## GIVEN EXERCISE
Every line below that mentions the word "водопровода" should be copied out.

## STORED RECORDS
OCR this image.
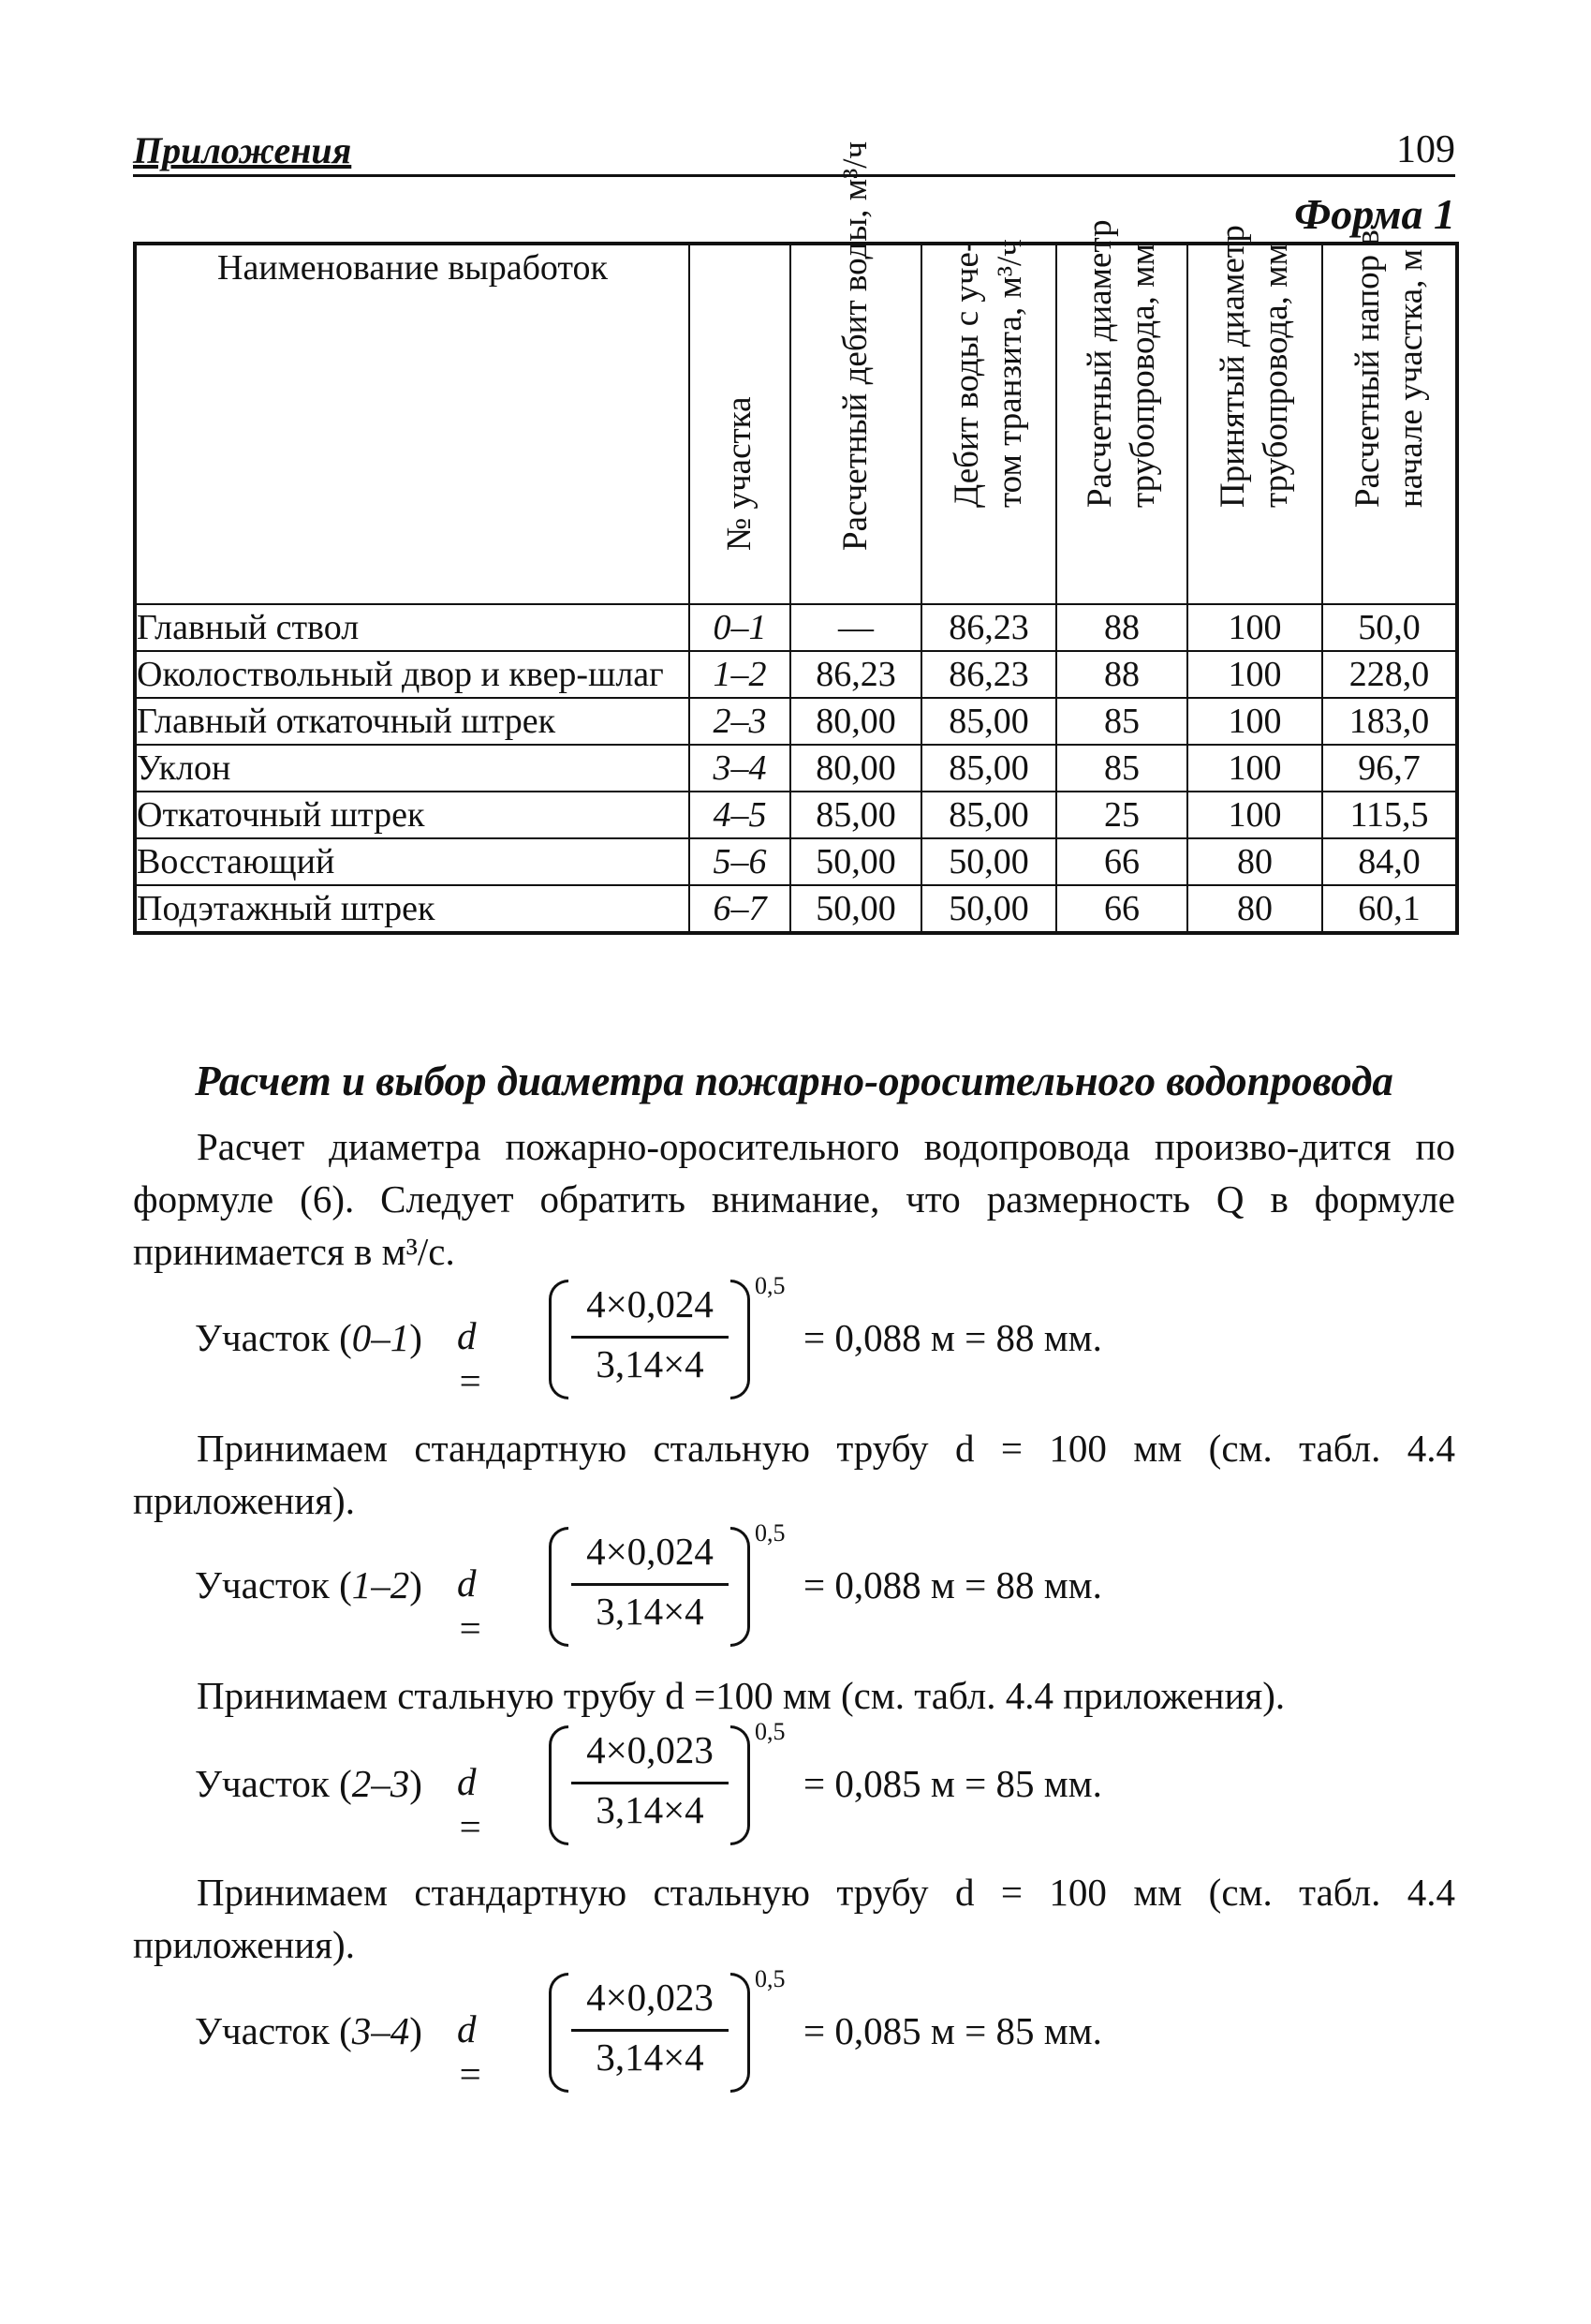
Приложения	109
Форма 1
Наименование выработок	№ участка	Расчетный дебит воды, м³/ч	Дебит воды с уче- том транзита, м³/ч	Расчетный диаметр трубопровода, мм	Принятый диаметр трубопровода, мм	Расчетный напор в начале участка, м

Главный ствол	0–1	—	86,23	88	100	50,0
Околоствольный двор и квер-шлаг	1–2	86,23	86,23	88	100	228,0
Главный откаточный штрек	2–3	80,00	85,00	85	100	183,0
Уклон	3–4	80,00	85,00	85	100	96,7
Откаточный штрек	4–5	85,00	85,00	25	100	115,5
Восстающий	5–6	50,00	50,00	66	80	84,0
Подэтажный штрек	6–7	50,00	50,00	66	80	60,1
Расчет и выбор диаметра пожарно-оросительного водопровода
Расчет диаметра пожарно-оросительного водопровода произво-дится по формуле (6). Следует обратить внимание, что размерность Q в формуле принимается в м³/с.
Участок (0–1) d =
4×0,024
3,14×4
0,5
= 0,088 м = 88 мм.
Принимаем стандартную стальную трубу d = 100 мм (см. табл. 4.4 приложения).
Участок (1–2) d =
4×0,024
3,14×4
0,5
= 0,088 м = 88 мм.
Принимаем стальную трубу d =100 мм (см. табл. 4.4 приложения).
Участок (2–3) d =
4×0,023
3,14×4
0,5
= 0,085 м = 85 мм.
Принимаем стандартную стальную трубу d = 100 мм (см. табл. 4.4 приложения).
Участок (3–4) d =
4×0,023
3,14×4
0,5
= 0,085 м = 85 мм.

## WRITTEN REPLY
Расчет и выбор диаметра пожарно-оросительного водопровода
Расчет диаметра пожарно-оросительного водопровода произво-дится по формуле (6). Следует обратить внимание, что размерность Q в формуле принимается в м³/с.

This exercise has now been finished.